start Exercise data

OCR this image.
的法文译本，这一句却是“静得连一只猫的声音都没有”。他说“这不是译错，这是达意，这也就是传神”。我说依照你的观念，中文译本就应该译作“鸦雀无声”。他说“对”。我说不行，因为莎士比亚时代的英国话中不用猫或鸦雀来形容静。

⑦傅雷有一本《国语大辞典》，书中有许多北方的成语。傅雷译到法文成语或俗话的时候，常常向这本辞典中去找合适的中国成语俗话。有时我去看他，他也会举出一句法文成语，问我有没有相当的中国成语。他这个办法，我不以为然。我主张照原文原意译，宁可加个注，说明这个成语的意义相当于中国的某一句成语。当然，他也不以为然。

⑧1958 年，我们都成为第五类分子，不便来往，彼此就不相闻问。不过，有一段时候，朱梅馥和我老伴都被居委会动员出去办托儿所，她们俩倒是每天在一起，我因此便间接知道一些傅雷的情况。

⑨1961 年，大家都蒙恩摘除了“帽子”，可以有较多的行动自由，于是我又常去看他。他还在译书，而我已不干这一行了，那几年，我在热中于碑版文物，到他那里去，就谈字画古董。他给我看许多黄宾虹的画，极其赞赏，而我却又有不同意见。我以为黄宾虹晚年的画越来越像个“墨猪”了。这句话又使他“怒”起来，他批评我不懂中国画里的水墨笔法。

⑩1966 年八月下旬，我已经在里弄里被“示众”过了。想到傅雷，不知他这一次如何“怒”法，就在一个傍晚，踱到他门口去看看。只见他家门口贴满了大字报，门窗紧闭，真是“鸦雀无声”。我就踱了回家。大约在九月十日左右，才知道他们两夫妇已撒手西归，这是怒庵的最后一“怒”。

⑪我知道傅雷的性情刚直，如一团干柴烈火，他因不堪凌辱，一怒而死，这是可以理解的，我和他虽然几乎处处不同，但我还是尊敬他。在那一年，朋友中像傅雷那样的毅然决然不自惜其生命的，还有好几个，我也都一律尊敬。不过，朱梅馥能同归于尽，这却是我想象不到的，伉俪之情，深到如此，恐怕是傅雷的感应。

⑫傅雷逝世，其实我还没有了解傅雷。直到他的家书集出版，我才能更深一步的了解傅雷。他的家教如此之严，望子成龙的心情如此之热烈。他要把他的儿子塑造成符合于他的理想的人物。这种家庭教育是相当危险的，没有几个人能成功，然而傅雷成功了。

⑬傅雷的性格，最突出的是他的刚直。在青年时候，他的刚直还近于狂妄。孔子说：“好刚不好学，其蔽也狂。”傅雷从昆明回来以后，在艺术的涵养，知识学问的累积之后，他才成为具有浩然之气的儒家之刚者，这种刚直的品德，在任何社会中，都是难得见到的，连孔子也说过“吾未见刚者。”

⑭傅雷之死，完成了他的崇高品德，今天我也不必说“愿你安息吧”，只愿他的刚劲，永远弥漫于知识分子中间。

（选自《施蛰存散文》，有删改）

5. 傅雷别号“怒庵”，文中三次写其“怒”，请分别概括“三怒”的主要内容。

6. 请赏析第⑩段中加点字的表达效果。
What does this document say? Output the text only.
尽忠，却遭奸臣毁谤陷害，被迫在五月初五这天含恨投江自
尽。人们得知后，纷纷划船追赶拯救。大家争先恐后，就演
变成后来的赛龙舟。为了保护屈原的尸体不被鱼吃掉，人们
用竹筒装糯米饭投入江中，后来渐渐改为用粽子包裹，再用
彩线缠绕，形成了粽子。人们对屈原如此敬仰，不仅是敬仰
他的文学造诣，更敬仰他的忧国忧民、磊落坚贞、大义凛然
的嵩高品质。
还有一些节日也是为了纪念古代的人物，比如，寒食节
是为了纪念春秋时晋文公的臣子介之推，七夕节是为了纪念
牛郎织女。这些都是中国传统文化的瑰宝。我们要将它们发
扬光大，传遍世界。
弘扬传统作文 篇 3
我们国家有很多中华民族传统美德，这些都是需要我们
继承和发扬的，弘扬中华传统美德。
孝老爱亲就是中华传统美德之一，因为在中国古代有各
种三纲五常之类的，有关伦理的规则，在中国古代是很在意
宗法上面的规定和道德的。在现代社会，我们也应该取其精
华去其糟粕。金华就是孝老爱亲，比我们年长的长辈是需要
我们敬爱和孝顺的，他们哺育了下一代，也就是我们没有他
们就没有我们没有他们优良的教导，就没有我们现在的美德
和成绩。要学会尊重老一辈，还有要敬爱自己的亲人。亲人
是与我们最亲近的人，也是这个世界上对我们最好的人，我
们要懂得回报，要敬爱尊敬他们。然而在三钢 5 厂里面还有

end Exercise data

Make an exact copy of the listing, including every line.

◆ Response:
OCR this image.
的法文译本，这一句却是“静得连一只猫的声音都没有”。他说“这不是译错，这是达意，这也就是传神”。我说依照你的观念，中文译本就应该译作“鸦雀无声”。他说“对”。我说不行，因为莎士比亚时代的英国话中不用猫或鸦雀来形容静。

⑦傅雷有一本《国语大辞典》，书中有许多北方的成语。傅雷译到法文成语或俗话的时候，常常向这本辞典中去找合适的中国成语俗话。有时我去看他，他也会举出一句法文成语，问我有没有相当的中国成语。他这个办法，我不以为然。我主张照原文原意译，宁可加个注，说明这个成语的意义相当于中国的某一句成语。当然，他也不以为然。

⑧1958 年，我们都成为第五类分子，不便来往，彼此就不相闻问。不过，有一段时候，朱梅馥和我老伴都被居委会动员出去办托儿所，她们俩倒是每天在一起，我因此便间接知道一些傅雷的情况。

⑨1961 年，大家都蒙恩摘除了“帽子”，可以有较多的行动自由，于是我又常去看他。他还在译书，而我已不干这一行了，那几年，我在热中于碑版文物，到他那里去，就谈字画古董。他给我看许多黄宾虹的画，极其赞赏，而我却又有不同意见。我以为黄宾虹晚年的画越来越像个“墨猪”了。这句话又使他“怒”起来，他批评我不懂中国画里的水墨笔法。

⑩1966 年八月下旬，我已经在里弄里被“示众”过了。想到傅雷，不知他这一次如何“怒”法，就在一个傍晚，踱到他门口去看看。只见他家门口贴满了大字报，门窗紧闭，真是“鸦雀无声”。我就踱了回家。大约在九月十日左右，才知道他们两夫妇已撒手西归，这是怒庵的最后一“怒”。

⑪我知道傅雷的性情刚直，如一团干柴烈火，他因不堪凌辱，一怒而死，这是可以理解的，我和他虽然几乎处处不同，但我还是尊敬他。在那一年，朋友中像傅雷那样的毅然决然不自惜其生命的，还有好几个，我也都一律尊敬。不过，朱梅馥能同归于尽，这却是我想象不到的，伉俪之情，深到如此，恐怕是傅雷的感应。

⑫傅雷逝世，其实我还没有了解傅雷。直到他的家书集出版，我才能更深一步的了解傅雷。他的家教如此之严，望子成龙的心情如此之热烈。他要把他的儿子塑造成符合于他的理想的人物。这种家庭教育是相当危险的，没有几个人能成功，然而傅雷成功了。

⑬傅雷的性格，最突出的是他的刚直。在青年时候，他的刚直还近于狂妄。孔子说：“好刚不好学，其蔽也狂。”傅雷从昆明回来以后，在艺术的涵养，知识学问的累积之后，他才成为具有浩然之气的儒家之刚者，这种刚直的品德，在任何社会中，都是难得见到的，连孔子也说过“吾未见刚者。”

⑭傅雷之死，完成了他的崇高品德，今天我也不必说“愿你安息吧”，只愿他的刚劲，永远弥漫于知识分子中间。

（选自《施蛰存散文》，有删改）

5. 傅雷别号“怒庵”，文中三次写其“怒”，请分别概括“三怒”的主要内容。

6. 请赏析第⑩段中加点字的表达效果。
What does this document say? Output the text only.
尽忠，却遭奸臣毁谤陷害，被迫在五月初五这天含恨投江自
尽。人们得知后，纷纷划船追赶拯救。大家争先恐后，就演
变成后来的赛龙舟。为了保护屈原的尸体不被鱼吃掉，人们
用竹筒装糯米饭投入江中，后来渐渐改为用粽子包裹，再用
彩线缠绕，形成了粽子。人们对屈原如此敬仰，不仅是敬仰
他的文学造诣，更敬仰他的忧国忧民、磊落坚贞、大义凛然
的嵩高品质。
还有一些节日也是为了纪念古代的人物，比如，寒食节
是为了纪念春秋时晋文公的臣子介之推，七夕节是为了纪念
牛郎织女。这些都是中国传统文化的瑰宝。我们要将它们发
扬光大，传遍世界。
弘扬传统作文 篇 3
我们国家有很多中华民族传统美德，这些都是需要我们
继承和发扬的，弘扬中华传统美德。
孝老爱亲就是中华传统美德之一，因为在中国古代有各
种三纲五常之类的，有关伦理的规则，在中国古代是很在意
宗法上面的规定和道德的。在现代社会，我们也应该取其精
华去其糟粕。金华就是孝老爱亲，比我们年长的长辈是需要
我们敬爱和孝顺的，他们哺育了下一代，也就是我们没有他
们就没有我们没有他们优良的教导，就没有我们现在的美德
和成绩。要学会尊重老一辈，还有要敬爱自己的亲人。亲人
是与我们最亲近的人，也是这个世界上对我们最好的人，我
们要懂得回报，要敬爱尊敬他们。然而在三钢 5 厂里面还有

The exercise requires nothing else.